> _What is needed_
Check each line of the records below for the word "Details" and copy those where it appears.

** BEGIN Rows **

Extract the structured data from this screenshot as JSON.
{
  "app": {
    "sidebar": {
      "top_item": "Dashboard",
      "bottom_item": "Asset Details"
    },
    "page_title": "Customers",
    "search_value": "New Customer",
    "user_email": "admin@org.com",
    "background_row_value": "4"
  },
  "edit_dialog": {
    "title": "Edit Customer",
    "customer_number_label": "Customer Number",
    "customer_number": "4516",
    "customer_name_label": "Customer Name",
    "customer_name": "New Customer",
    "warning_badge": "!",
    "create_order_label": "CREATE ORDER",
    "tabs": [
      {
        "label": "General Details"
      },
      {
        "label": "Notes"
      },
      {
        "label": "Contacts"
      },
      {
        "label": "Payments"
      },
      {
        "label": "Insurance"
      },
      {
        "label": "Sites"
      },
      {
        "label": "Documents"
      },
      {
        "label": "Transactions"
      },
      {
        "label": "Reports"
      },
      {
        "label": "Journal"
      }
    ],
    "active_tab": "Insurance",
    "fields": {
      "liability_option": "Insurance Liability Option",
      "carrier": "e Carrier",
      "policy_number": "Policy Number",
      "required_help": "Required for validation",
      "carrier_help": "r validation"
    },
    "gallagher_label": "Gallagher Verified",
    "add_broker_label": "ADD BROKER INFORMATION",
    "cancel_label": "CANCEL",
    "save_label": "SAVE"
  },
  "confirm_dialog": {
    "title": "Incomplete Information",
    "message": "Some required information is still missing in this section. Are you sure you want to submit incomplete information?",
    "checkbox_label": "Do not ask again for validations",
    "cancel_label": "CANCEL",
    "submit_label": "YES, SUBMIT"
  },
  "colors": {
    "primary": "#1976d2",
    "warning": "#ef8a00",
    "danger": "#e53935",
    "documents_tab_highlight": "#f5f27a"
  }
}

** END Rows **
** BEGIN Rows **

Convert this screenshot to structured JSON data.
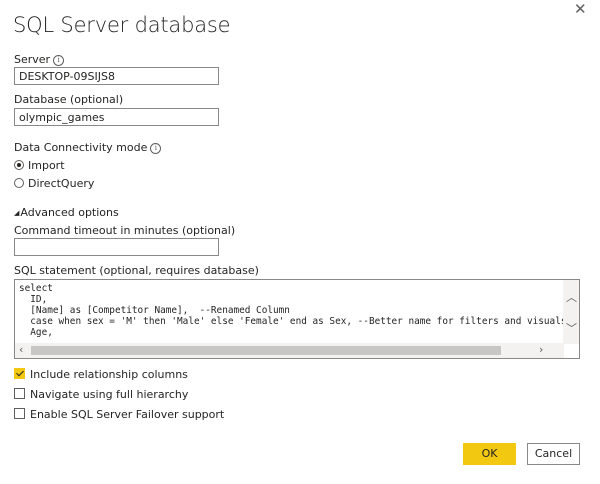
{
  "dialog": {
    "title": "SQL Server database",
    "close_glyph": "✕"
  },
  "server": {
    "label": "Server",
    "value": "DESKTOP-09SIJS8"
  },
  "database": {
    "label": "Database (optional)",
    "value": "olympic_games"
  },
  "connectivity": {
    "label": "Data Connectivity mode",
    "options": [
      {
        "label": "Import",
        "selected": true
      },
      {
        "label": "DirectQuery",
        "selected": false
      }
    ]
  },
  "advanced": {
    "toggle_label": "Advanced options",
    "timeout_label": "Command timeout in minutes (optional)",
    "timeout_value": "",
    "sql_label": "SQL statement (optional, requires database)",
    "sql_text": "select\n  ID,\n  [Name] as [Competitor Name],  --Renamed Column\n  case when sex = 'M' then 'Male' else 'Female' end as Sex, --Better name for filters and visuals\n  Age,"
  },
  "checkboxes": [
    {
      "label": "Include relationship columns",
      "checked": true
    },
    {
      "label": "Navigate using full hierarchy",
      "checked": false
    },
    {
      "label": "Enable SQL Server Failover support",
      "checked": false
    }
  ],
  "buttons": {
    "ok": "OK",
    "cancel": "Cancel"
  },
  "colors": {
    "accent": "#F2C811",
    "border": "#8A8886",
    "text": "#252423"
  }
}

** END Rows **

> _Completed task_
      "bottom_item": "Asset Details"
        "label": "General Details"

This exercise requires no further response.